**Set problem**
Transcribe the entries that follow, word for word.

**Input material**

◇ ◇ ◇ ◇

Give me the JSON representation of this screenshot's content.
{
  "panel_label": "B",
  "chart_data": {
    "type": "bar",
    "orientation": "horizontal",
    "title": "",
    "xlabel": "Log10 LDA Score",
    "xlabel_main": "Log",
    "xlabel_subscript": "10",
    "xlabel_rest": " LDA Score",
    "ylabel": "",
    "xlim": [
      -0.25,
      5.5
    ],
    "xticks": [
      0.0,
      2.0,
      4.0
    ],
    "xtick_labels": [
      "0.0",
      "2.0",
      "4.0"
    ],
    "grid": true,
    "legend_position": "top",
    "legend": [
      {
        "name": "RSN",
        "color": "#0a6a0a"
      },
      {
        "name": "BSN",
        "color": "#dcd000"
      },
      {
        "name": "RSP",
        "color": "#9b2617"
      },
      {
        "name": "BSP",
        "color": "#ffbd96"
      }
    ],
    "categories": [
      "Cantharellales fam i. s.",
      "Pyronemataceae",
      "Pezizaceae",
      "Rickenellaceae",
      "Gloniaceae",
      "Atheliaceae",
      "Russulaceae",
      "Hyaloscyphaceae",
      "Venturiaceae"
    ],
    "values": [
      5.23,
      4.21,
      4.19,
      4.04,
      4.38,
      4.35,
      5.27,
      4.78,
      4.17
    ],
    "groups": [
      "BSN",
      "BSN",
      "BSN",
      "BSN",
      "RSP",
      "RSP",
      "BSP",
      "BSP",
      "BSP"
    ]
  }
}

◇ ◇ ◇ ◇

**Complete output**
Give me the JSON representation of this screenshot's content.
{
  "panel_label": "B",
  "chart_data": {
    "type": "bar",
    "orientation": "horizontal",
    "title": "",
    "xlabel": "Log10 LDA Score",
    "xlabel_main": "Log",
    "xlabel_subscript": "10",
    "xlabel_rest": " LDA Score",
    "ylabel": "",
    "xlim": [
      -0.25,
      5.5
    ],
    "xticks": [
      0.0,
      2.0,
      4.0
    ],
    "xtick_labels": [
      "0.0",
      "2.0",
      "4.0"
    ],
    "grid": true,
    "legend_position": "top",
    "legend": [
      {
        "name": "RSN",
        "color": "#0a6a0a"
      },
      {
        "name": "BSN",
        "color": "#dcd000"
      },
      {
        "name": "RSP",
        "color": "#9b2617"
      },
      {
        "name": "BSP",
        "color": "#ffbd96"
      }
    ],
    "categories": [
      "Cantharellales fam i. s.",
      "Pyronemataceae",
      "Pezizaceae",
      "Rickenellaceae",
      "Gloniaceae",
      "Atheliaceae",
      "Russulaceae",
      "Hyaloscyphaceae",
      "Venturiaceae"
    ],
    "values": [
      5.23,
      4.21,
      4.19,
      4.04,
      4.38,
      4.35,
      5.27,
      4.78,
      4.17
    ],
    "groups": [
      "BSN",
      "BSN",
      "BSN",
      "BSN",
      "RSP",
      "RSP",
      "BSP",
      "BSP",
      "BSP"
    ]
  }
}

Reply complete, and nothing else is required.